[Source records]
********

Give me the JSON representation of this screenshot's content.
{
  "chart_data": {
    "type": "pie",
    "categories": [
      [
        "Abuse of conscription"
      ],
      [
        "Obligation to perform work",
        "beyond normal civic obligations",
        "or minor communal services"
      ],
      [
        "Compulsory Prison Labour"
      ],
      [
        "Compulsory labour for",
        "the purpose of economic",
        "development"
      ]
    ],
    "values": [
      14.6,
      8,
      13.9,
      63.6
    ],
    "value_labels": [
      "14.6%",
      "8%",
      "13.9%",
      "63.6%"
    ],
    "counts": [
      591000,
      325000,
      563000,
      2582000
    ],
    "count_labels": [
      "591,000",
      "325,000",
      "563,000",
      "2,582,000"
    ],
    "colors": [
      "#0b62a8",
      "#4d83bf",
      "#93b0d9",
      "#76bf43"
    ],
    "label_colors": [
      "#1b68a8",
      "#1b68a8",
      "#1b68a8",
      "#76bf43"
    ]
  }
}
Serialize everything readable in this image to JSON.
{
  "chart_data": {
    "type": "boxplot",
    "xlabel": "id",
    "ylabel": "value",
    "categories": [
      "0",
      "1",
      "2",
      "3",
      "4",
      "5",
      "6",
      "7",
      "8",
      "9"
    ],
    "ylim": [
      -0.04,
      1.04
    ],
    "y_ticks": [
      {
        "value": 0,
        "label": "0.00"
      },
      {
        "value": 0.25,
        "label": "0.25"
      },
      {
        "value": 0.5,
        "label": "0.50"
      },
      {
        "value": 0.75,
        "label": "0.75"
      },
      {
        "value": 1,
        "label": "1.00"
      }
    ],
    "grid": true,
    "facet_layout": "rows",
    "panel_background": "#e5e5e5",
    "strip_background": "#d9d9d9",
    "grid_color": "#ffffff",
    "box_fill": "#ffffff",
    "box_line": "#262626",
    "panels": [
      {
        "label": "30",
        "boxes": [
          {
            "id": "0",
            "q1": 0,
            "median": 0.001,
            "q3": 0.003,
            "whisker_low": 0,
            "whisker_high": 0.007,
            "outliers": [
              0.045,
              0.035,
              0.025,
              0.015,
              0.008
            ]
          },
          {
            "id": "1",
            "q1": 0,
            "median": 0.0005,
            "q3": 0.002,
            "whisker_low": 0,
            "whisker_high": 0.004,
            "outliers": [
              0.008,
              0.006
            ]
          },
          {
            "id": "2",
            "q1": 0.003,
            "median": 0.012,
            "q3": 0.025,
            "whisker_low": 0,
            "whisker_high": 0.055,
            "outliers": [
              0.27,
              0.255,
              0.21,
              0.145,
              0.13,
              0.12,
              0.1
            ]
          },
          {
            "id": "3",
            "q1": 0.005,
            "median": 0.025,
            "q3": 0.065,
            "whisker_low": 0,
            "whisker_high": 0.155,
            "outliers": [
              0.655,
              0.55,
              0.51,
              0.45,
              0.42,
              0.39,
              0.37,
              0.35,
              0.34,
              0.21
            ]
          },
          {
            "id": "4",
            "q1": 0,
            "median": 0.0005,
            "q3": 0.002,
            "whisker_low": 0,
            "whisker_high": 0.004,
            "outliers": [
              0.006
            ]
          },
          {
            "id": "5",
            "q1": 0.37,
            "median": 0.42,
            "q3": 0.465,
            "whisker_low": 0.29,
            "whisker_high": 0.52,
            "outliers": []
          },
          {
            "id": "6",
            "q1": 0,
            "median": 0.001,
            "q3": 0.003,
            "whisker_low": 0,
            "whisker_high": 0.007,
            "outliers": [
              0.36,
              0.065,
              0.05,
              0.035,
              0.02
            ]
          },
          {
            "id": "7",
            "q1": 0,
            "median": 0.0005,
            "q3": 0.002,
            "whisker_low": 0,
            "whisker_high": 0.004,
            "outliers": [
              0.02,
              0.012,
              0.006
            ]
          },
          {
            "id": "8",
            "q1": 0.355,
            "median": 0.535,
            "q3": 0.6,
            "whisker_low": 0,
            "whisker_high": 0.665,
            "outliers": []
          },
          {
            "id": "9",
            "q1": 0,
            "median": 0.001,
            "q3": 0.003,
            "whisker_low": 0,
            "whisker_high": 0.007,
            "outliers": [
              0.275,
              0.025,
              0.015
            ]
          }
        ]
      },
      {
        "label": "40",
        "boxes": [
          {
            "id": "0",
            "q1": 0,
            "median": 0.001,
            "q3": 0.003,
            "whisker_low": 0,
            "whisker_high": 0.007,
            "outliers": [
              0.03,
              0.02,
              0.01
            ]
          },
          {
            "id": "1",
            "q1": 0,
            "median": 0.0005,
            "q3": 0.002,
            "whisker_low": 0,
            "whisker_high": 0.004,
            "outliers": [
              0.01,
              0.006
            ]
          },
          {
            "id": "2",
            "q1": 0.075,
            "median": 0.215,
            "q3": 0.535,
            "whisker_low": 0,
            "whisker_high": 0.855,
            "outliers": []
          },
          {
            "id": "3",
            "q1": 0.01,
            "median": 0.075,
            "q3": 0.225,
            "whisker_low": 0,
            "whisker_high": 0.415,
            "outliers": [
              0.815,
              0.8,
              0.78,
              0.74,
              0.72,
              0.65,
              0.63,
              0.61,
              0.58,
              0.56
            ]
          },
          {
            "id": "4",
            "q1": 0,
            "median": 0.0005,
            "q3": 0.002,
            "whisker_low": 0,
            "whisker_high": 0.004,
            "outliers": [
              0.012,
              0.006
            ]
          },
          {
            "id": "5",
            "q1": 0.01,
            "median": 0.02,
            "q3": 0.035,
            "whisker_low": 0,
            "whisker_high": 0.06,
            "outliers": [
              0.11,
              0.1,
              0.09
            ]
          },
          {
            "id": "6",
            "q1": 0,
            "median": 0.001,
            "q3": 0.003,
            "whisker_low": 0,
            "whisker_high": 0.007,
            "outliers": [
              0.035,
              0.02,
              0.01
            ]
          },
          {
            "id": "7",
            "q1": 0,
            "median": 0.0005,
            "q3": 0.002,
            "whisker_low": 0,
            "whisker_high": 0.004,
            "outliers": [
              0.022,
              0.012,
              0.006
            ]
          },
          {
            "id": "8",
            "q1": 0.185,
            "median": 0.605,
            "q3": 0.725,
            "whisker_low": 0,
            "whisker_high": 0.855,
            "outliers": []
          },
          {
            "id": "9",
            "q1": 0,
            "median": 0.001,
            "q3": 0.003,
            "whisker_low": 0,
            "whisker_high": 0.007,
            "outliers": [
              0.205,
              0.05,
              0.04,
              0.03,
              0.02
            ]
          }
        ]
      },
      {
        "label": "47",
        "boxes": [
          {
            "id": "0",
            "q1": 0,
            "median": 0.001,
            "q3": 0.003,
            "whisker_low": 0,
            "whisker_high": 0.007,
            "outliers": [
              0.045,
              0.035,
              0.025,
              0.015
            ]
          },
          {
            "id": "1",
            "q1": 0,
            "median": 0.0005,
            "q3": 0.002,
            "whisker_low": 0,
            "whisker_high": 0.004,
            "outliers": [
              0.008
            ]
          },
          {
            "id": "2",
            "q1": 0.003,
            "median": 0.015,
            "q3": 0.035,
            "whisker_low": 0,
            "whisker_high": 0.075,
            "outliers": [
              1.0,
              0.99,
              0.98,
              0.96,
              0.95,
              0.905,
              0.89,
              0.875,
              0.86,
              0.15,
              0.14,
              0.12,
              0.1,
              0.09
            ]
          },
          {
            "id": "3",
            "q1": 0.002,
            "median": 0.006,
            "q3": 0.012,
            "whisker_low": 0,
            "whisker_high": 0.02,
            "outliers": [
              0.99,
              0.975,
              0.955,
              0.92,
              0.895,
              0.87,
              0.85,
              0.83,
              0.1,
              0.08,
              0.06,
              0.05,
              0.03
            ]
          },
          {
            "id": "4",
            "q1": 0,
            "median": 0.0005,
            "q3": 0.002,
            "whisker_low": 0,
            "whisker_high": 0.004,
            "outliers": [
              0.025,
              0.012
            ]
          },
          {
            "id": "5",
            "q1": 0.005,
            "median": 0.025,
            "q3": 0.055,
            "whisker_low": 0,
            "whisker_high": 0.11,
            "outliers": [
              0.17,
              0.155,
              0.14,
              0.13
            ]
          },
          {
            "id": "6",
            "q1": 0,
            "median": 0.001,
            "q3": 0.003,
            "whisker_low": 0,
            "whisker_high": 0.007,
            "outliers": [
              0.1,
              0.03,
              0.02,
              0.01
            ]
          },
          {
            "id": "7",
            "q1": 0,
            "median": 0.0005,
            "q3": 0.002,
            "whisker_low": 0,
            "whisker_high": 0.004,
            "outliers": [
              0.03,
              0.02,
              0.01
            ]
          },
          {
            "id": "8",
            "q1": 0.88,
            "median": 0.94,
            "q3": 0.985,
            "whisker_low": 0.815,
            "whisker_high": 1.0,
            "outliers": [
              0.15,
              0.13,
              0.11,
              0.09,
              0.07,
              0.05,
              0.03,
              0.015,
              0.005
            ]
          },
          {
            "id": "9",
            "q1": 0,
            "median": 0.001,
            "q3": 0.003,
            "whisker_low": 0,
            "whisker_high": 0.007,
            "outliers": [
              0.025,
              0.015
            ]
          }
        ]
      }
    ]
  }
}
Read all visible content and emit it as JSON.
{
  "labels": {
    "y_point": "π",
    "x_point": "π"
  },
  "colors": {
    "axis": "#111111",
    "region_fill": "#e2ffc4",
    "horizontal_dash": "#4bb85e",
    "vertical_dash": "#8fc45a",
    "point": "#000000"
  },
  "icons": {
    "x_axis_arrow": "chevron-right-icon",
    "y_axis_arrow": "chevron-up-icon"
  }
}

********

Exercise task | Collect each line of the entries that has the word "content", copying it in full.

Task response |
Give me the JSON representation of this screenshot's content.
Read all visible content and emit it as JSON.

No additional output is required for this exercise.